*Data for processing*:

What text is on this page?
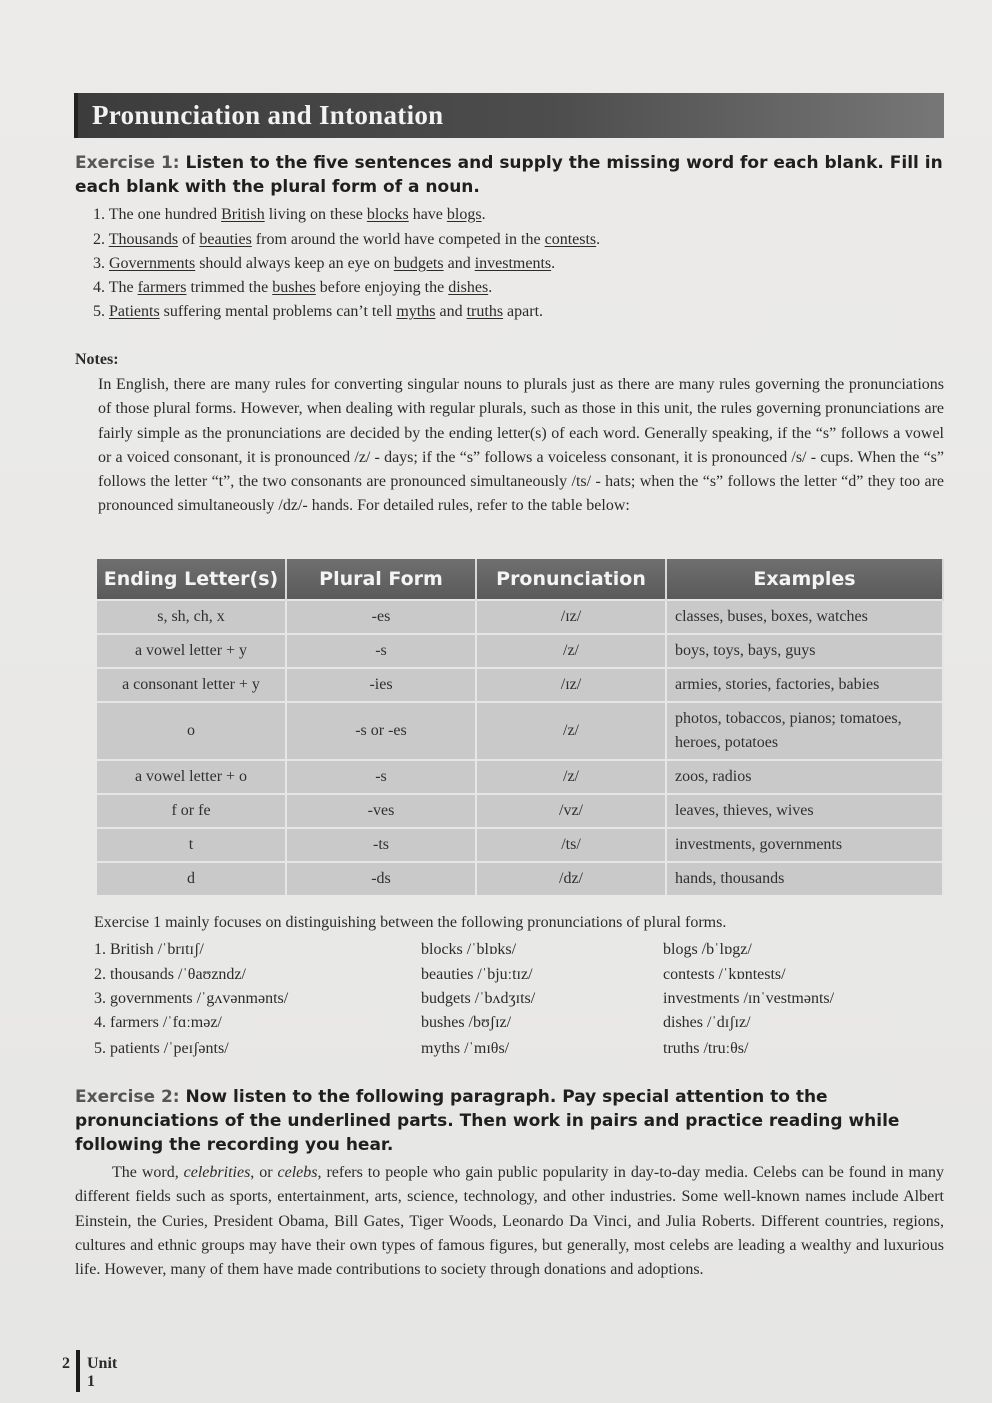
Pronunciation and Intonation
Exercise 1: Listen to the five sentences and supply the missing word for each blank. Fill in each blank with the plural form of a noun.
1. The one hundred British living on these blocks have blogs.
2. Thousands of beauties from around the world have competed in the contests.
3. Governments should always keep an eye on budgets and investments.
4. The farmers trimmed the bushes before enjoying the dishes.
5. Patients suffering mental problems can’t tell myths and truths apart.
Notes:
In English, there are many rules for converting singular nouns to plurals just as there are many rules governing the pronunciations of those plural forms. However, when dealing with regular plurals, such as those in this unit, the rules governing pronunciations are fairly simple as the pronunciations are decided by the ending letter(s) of each word. Generally speaking, if the “s” follows a vowel or a voiced consonant, it is pronounced /z/ - days; if the “s” follows a voiceless consonant, it is pronounced /s/ - cups. When the “s” follows the letter “t”, the two consonants are pronounced simultaneously /ts/ - hats; when the “s” follows the letter “d” they too are pronounced simultaneously /dz/- hands. For detailed rules, refer to the table below:
Ending Letter(s)	Plural Form	Pronunciation	Examples
s, sh, ch, x	-es	/ɪz/	classes, buses, boxes, watches
a vowel letter + y	-s	/z/	boys, toys, bays, guys
a consonant letter + y	-ies	/ɪz/	armies, stories, factories, babies
o	-s or -es	/z/	photos, tobaccos, pianos; tomatoes, heroes, potatoes
a vowel letter + o	-s	/z/	zoos, radios
f or fe	-ves	/vz/	leaves, thieves, wives
t	-ts	/ts/	investments, governments
d	-ds	/dz/	hands, thousands
Exercise 1 mainly focuses on distinguishing between the following pronunciations of plural forms.
1. British /ˈbrɪtɪʃ/	blocks /ˈblɒks/	blogs /bˈlɒgz/
2. thousands /ˈθaʊzndz/	beauties /ˈbjuːtɪz/	contests /ˈkɒntests/
3. governments /ˈgʌvənmənts/	budgets /ˈbʌdʒɪts/	investments /ɪnˈvestmənts/
4. farmers /ˈfɑːməz/	bushes /bʊʃɪz/	dishes /ˈdɪʃɪz/
5. patients /ˈpeɪʃənts/	myths /ˈmɪθs/	truths /truːθs/
Exercise 2: Now listen to the following paragraph. Pay special attention to the pronunciations of the underlined parts. Then work in pairs and practice reading while following the recording you hear.
The word, celebrities, or celebs, refers to people who gain public popularity in day-to-day media. Celebs can be found in many different fields such as sports, entertainment, arts, science, technology, and other industries. Some well-known names include Albert Einstein, the Curies, President Obama, Bill Gates, Tiger Woods, Leonardo Da Vinci, and Julia Roberts. Different countries, regions, cultures and ethnic groups may have their own types of famous figures, but generally, most celebs are leading a wealthy and luxurious life. However, many of them have made contributions to society through donations and adoptions.
2 Unit 1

*Your instructions*:
Print the material in full and exactly, minus the pictures.

*Task output*:
What text is on this page?
Pronunciation and Intonation
Exercise 1: Listen to the five sentences and supply the missing word for each blank. Fill in each blank with the plural form of a noun.
1. The one hundred British living on these blocks have blogs.
2. Thousands of beauties from around the world have competed in the contests.
3. Governments should always keep an eye on budgets and investments.
4. The farmers trimmed the bushes before enjoying the dishes.
5. Patients suffering mental problems can’t tell myths and truths apart.
Notes:
In English, there are many rules for converting singular nouns to plurals just as there are many rules governing the pronunciations of those plural forms. However, when dealing with regular plurals, such as those in this unit, the rules governing pronunciations are fairly simple as the pronunciations are decided by the ending letter(s) of each word. Generally speaking, if the “s” follows a vowel or a voiced consonant, it is pronounced /z/ - days; if the “s” follows a voiceless consonant, it is pronounced /s/ - cups. When the “s” follows the letter “t”, the two consonants are pronounced simultaneously /ts/ - hats; when the “s” follows the letter “d” they too are pronounced simultaneously /dz/- hands. For detailed rules, refer to the table below:
Ending Letter(s)	Plural Form	Pronunciation	Examples
s, sh, ch, x	-es	/ɪz/	classes, buses, boxes, watches
a vowel letter + y	-s	/z/	boys, toys, bays, guys
a consonant letter + y	-ies	/ɪz/	armies, stories, factories, babies
o	-s or -es	/z/	photos, tobaccos, pianos; tomatoes, heroes, potatoes
a vowel letter + o	-s	/z/	zoos, radios
f or fe	-ves	/vz/	leaves, thieves, wives
t	-ts	/ts/	investments, governments
d	-ds	/dz/	hands, thousands
Exercise 1 mainly focuses on distinguishing between the following pronunciations of plural forms.
1. British /ˈbrɪtɪʃ/	blocks /ˈblɒks/	blogs /bˈlɒgz/
2. thousands /ˈθaʊzndz/	beauties /ˈbjuːtɪz/	contests /ˈkɒntests/
3. governments /ˈgʌvənmənts/	budgets /ˈbʌdʒɪts/	investments /ɪnˈvestmənts/
4. farmers /ˈfɑːməz/	bushes /bʊʃɪz/	dishes /ˈdɪʃɪz/
5. patients /ˈpeɪʃənts/	myths /ˈmɪθs/	truths /truːθs/
Exercise 2: Now listen to the following paragraph. Pay special attention to the pronunciations of the underlined parts. Then work in pairs and practice reading while following the recording you hear.
The word, celebrities, or celebs, refers to people who gain public popularity in day-to-day media. Celebs can be found in many different fields such as sports, entertainment, arts, science, technology, and other industries. Some well-known names include Albert Einstein, the Curies, President Obama, Bill Gates, Tiger Woods, Leonardo Da Vinci, and Julia Roberts. Different countries, regions, cultures and ethnic groups may have their own types of famous figures, but generally, most celebs are leading a wealthy and luxurious life. However, many of them have made contributions to society through donations and adoptions.
2 Unit 1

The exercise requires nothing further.